start DATASET RECORDS

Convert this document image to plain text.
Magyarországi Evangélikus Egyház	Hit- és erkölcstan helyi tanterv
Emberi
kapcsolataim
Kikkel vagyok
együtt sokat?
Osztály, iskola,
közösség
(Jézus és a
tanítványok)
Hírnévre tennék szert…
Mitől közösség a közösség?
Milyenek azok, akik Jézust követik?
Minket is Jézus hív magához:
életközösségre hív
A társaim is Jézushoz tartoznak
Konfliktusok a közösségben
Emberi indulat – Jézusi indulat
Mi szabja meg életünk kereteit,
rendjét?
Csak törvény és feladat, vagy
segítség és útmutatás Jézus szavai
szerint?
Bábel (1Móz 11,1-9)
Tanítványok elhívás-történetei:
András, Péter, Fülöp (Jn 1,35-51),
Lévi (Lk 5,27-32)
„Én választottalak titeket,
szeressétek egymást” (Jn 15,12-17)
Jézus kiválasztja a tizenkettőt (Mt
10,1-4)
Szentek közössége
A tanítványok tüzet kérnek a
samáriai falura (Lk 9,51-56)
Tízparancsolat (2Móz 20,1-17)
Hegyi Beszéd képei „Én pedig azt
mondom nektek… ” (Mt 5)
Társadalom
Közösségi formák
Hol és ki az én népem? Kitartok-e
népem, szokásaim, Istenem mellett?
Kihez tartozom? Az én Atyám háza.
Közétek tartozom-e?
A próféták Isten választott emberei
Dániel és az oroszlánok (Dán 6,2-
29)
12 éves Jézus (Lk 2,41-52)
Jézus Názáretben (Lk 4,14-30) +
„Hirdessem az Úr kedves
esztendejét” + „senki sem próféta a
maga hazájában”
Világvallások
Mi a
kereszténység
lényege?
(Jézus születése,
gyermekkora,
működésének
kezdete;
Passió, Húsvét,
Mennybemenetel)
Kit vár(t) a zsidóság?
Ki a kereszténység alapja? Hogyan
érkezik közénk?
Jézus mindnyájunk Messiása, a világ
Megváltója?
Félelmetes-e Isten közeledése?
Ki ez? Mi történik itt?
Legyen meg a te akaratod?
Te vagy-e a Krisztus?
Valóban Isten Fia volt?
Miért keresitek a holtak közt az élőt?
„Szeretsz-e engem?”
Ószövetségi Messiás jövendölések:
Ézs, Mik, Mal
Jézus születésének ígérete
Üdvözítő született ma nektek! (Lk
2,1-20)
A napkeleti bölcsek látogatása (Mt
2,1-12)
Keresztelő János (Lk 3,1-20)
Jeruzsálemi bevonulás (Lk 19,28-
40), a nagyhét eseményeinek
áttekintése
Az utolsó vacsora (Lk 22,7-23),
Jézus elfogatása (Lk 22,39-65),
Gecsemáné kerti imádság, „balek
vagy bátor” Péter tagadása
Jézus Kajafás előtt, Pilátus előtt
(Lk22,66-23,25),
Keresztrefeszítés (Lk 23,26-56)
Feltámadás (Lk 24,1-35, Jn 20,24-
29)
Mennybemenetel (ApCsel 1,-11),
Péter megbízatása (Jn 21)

end DATASET RECORDS

→ SHORT PROBLEM:
Recite the full listing above exactly.

→ WRITTEN RESPONSE:
Convert this document image to plain text.
Magyarországi Evangélikus Egyház	Hit- és erkölcstan helyi tanterv
Emberi
kapcsolataim
Kikkel vagyok
együtt sokat?
Osztály, iskola,
közösség
(Jézus és a
tanítványok)
Hírnévre tennék szert…
Mitől közösség a közösség?
Milyenek azok, akik Jézust követik?
Minket is Jézus hív magához:
életközösségre hív
A társaim is Jézushoz tartoznak
Konfliktusok a közösségben
Emberi indulat – Jézusi indulat
Mi szabja meg életünk kereteit,
rendjét?
Csak törvény és feladat, vagy
segítség és útmutatás Jézus szavai
szerint?
Bábel (1Móz 11,1-9)
Tanítványok elhívás-történetei:
András, Péter, Fülöp (Jn 1,35-51),
Lévi (Lk 5,27-32)
„Én választottalak titeket,
szeressétek egymást” (Jn 15,12-17)
Jézus kiválasztja a tizenkettőt (Mt
10,1-4)
Szentek közössége
A tanítványok tüzet kérnek a
samáriai falura (Lk 9,51-56)
Tízparancsolat (2Móz 20,1-17)
Hegyi Beszéd képei „Én pedig azt
mondom nektek… ” (Mt 5)
Társadalom
Közösségi formák
Hol és ki az én népem? Kitartok-e
népem, szokásaim, Istenem mellett?
Kihez tartozom? Az én Atyám háza.
Közétek tartozom-e?
A próféták Isten választott emberei
Dániel és az oroszlánok (Dán 6,2-
29)
12 éves Jézus (Lk 2,41-52)
Jézus Názáretben (Lk 4,14-30) +
„Hirdessem az Úr kedves
esztendejét” + „senki sem próféta a
maga hazájában”
Világvallások
Mi a
kereszténység
lényege?
(Jézus születése,
gyermekkora,
működésének
kezdete;
Passió, Húsvét,
Mennybemenetel)
Kit vár(t) a zsidóság?
Ki a kereszténység alapja? Hogyan
érkezik közénk?
Jézus mindnyájunk Messiása, a világ
Megváltója?
Félelmetes-e Isten közeledése?
Ki ez? Mi történik itt?
Legyen meg a te akaratod?
Te vagy-e a Krisztus?
Valóban Isten Fia volt?
Miért keresitek a holtak közt az élőt?
„Szeretsz-e engem?”
Ószövetségi Messiás jövendölések:
Ézs, Mik, Mal
Jézus születésének ígérete
Üdvözítő született ma nektek! (Lk
2,1-20)
A napkeleti bölcsek látogatása (Mt
2,1-12)
Keresztelő János (Lk 3,1-20)
Jeruzsálemi bevonulás (Lk 19,28-
40), a nagyhét eseményeinek
áttekintése
Az utolsó vacsora (Lk 22,7-23),
Jézus elfogatása (Lk 22,39-65),
Gecsemáné kerti imádság, „balek
vagy bátor” Péter tagadása
Jézus Kajafás előtt, Pilátus előtt
(Lk22,66-23,25),
Keresztrefeszítés (Lk 23,26-56)
Feltámadás (Lk 24,1-35, Jn 20,24-
29)
Mennybemenetel (ApCsel 1,-11),
Péter megbízatása (Jn 21)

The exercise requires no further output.